## SHORT EXERCISE
Copy each of the entries below faithfully, setting aside any pictures.

## LISTING

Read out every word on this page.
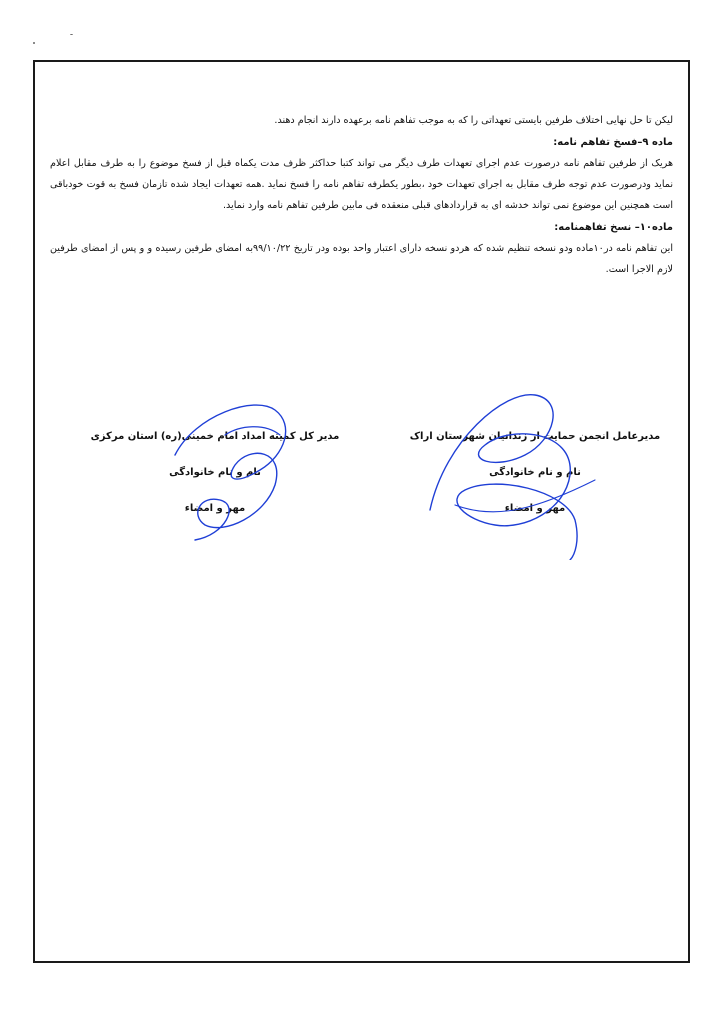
لیکن تا حل نهایی اختلاف طرفین بایستی تعهداتی را که به موجب تفاهم نامه برعهده دارند انجام دهند.

ماده ۹–فسخ تفاهم نامه:

هریک از طرفین تفاهم نامه درصورت عدم اجرای تعهدات طرف دیگر می تواند کتبا حداکثر ظرف مدت یکماه قبل از فسخ موضوع را به طرف مقابل اعلام نماید ودرصورت عدم توجه طرف مقابل به اجرای تعهدات خود ،بطور یکطرفه تفاهم نامه را فسخ نماید .همه تعهدات ایجاد شده تازمان فسخ به قوت خودباقی است همچنین این موضوع نمی تواند خدشه ای به قراردادهای قبلی منعقده فی مابین طرفین تفاهم نامه وارد نماید.

ماده۱۰– نسخ تفاهمنامه:

این تفاهم نامه در۱۰ماده ودو نسخه تنظیم شده که هردو نسخه دارای اعتبار واحد بوده ودر تاریخ ۹۹/۱۰/۲۲به امضای طرفین رسیده و و پس از امضای طرفین لازم الاجرا است.

مدیرعامل انجمن حمایت از زندانیان شهرستان اراک
نام و نام خانوادگی
مهر و امضاء
مدیر کل کمیته امداد امام خمینی(ره) استان مرکزی
نام و نام خانوادگی
مهر و امضاء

## CORRECT RESPONSE
Read out every word on this page.
لیکن تا حل نهایی اختلاف طرفین بایستی تعهداتی را که به موجب تفاهم نامه برعهده دارند انجام دهند.

ماده ۹–فسخ تفاهم نامه:

هریک از طرفین تفاهم نامه درصورت عدم اجرای تعهدات طرف دیگر می تواند کتبا حداکثر ظرف مدت یکماه قبل از فسخ موضوع را به طرف مقابل اعلام نماید ودرصورت عدم توجه طرف مقابل به اجرای تعهدات خود ،بطور یکطرفه تفاهم نامه را فسخ نماید .همه تعهدات ایجاد شده تازمان فسخ به قوت خودباقی است همچنین این موضوع نمی تواند خدشه ای به قراردادهای قبلی منعقده فی مابین طرفین تفاهم نامه وارد نماید.

ماده۱۰– نسخ تفاهمنامه:

این تفاهم نامه در۱۰ماده ودو نسخه تنظیم شده که هردو نسخه دارای اعتبار واحد بوده ودر تاریخ ۹۹/۱۰/۲۲به امضای طرفین رسیده و و پس از امضای طرفین لازم الاجرا است.

مدیرعامل انجمن حمایت از زندانیان شهرستان اراک
نام و نام خانوادگی
مهر و امضاء
مدیر کل کمیته امداد امام خمینی(ره) استان مرکزی
نام و نام خانوادگی
مهر و امضاء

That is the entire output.